▸ Goal of the exercise
Look for the string "heading" and copy every line that has it.

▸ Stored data
--------------------------------------------------

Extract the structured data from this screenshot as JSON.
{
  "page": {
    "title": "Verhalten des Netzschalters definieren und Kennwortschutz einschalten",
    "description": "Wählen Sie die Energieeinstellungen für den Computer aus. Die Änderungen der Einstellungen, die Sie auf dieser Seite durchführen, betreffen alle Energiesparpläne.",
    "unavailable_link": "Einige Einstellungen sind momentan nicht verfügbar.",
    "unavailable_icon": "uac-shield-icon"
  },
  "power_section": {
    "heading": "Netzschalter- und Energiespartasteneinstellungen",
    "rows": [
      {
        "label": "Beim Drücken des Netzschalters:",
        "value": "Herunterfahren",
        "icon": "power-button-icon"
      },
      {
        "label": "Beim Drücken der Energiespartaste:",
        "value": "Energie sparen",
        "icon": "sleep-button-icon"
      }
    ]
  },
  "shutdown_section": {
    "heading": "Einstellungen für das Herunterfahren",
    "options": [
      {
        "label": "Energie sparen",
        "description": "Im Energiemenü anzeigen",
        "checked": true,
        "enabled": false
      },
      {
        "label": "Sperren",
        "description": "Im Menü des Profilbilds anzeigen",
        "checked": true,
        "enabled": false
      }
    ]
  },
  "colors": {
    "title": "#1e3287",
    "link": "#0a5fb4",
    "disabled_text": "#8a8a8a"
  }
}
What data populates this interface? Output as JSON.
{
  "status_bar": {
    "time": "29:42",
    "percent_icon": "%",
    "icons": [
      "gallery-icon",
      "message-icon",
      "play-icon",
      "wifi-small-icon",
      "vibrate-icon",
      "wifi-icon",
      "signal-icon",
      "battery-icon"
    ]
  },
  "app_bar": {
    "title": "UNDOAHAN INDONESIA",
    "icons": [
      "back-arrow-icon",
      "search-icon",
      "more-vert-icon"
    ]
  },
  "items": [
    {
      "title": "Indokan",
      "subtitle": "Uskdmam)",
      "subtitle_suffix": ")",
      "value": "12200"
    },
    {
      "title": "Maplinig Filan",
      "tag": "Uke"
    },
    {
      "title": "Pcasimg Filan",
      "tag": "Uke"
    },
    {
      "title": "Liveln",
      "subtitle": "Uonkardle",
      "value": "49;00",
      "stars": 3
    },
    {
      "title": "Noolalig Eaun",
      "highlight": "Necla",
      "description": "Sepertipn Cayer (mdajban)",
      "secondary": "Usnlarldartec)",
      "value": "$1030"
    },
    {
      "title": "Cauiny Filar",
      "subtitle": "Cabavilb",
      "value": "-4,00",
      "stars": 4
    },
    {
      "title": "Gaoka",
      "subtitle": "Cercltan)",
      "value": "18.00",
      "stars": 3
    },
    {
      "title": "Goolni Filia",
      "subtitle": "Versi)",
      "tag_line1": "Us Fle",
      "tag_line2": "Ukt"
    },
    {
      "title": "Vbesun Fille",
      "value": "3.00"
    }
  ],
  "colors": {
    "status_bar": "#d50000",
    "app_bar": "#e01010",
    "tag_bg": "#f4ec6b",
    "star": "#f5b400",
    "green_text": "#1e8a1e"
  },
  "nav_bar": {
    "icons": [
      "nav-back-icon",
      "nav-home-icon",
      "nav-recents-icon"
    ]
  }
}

--------------------------------------------------

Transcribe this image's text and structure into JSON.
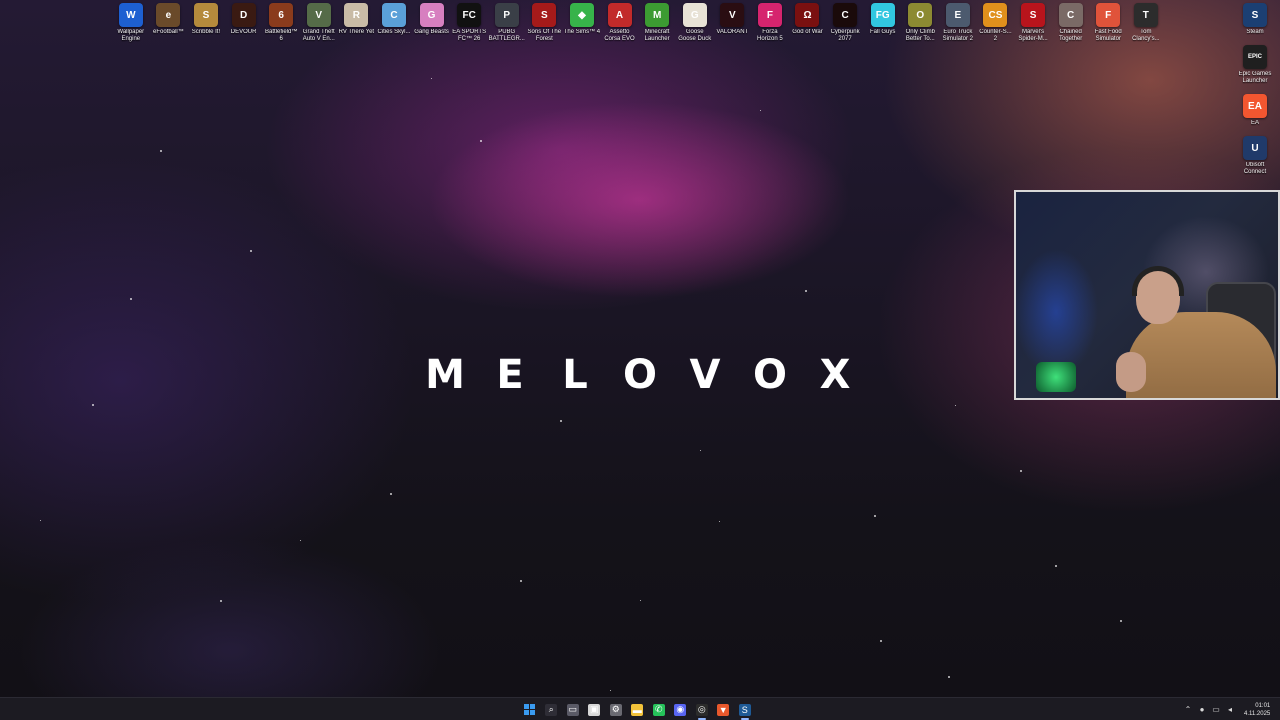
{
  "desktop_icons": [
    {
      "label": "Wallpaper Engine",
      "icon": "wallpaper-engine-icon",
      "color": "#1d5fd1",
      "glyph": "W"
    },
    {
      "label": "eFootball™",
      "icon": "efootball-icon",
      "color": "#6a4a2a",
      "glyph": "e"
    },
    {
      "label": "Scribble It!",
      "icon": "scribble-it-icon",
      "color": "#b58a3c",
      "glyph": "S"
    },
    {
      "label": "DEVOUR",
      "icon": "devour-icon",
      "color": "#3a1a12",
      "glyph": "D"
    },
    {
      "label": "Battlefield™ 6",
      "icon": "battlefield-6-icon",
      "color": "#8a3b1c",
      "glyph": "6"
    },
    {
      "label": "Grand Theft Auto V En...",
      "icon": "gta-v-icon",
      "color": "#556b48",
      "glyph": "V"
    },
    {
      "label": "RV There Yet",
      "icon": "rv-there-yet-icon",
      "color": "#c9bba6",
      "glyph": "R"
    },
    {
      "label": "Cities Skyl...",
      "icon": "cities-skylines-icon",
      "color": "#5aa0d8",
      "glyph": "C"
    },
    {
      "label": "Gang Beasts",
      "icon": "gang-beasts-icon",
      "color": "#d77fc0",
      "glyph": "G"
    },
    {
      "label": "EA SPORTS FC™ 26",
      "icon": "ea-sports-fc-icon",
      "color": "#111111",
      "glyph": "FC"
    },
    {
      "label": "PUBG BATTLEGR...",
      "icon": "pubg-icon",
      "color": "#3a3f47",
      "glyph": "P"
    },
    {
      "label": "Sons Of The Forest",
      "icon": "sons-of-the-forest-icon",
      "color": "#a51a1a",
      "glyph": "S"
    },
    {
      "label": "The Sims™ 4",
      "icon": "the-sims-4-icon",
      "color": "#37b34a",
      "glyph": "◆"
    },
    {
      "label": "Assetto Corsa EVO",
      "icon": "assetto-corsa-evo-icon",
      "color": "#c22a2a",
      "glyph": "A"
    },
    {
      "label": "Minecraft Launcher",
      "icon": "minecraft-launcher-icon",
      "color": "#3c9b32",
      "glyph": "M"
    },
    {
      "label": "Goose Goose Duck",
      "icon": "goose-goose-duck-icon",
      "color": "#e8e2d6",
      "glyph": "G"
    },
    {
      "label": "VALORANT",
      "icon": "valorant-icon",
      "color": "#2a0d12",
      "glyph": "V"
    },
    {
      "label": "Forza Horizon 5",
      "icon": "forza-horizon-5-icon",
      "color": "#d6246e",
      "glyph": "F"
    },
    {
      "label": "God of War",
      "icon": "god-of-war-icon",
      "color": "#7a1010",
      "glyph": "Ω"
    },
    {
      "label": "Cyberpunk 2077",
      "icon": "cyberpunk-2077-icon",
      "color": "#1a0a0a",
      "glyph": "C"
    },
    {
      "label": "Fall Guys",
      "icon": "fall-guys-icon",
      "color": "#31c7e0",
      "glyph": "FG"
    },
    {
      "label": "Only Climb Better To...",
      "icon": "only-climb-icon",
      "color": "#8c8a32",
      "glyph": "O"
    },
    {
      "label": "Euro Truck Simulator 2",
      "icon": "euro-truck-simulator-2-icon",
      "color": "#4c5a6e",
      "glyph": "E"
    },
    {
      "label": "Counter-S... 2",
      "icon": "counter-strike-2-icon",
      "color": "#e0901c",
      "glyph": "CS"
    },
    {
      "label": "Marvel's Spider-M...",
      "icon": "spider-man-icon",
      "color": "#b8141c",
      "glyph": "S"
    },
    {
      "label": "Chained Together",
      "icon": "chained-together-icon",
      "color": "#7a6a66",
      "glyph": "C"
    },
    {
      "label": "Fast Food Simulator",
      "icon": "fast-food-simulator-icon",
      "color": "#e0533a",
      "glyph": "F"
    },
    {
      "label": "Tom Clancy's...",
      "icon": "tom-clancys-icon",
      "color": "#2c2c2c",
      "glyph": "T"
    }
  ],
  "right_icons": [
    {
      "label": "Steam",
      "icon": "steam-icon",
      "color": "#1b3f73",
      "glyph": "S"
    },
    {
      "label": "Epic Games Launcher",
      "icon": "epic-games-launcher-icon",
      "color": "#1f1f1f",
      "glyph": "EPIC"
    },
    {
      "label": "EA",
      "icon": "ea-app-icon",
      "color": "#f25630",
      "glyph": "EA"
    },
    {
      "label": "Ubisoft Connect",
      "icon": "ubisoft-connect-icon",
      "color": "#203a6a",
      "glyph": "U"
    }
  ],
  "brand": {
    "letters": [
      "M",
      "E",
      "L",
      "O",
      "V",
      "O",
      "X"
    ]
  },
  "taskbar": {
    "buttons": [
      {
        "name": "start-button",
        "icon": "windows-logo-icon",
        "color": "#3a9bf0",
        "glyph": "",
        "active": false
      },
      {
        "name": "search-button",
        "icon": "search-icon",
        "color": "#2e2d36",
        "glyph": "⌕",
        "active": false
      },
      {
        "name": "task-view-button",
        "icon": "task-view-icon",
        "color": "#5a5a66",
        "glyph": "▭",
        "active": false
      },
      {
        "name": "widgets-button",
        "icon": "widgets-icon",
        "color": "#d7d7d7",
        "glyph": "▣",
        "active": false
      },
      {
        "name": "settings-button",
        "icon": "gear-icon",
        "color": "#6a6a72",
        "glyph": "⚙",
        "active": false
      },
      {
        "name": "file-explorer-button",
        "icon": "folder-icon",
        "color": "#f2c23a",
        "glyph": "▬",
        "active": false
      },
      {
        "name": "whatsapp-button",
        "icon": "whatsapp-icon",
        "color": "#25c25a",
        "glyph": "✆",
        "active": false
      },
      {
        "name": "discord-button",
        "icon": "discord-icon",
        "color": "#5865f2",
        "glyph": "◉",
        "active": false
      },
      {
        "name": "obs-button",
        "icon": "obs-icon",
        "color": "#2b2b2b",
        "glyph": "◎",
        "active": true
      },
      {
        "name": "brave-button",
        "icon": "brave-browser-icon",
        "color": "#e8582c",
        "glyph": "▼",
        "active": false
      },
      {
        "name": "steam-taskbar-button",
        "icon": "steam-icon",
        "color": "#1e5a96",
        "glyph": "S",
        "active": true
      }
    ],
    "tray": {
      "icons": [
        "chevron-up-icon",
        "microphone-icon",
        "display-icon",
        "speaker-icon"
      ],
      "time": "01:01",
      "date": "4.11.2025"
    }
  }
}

--------------------------------------------------

▸ Output for this exercise
    "heading": "Netzschalter- und Energiespartasteneinstellungen",
    "heading": "Einstellungen für das Herunterfahren",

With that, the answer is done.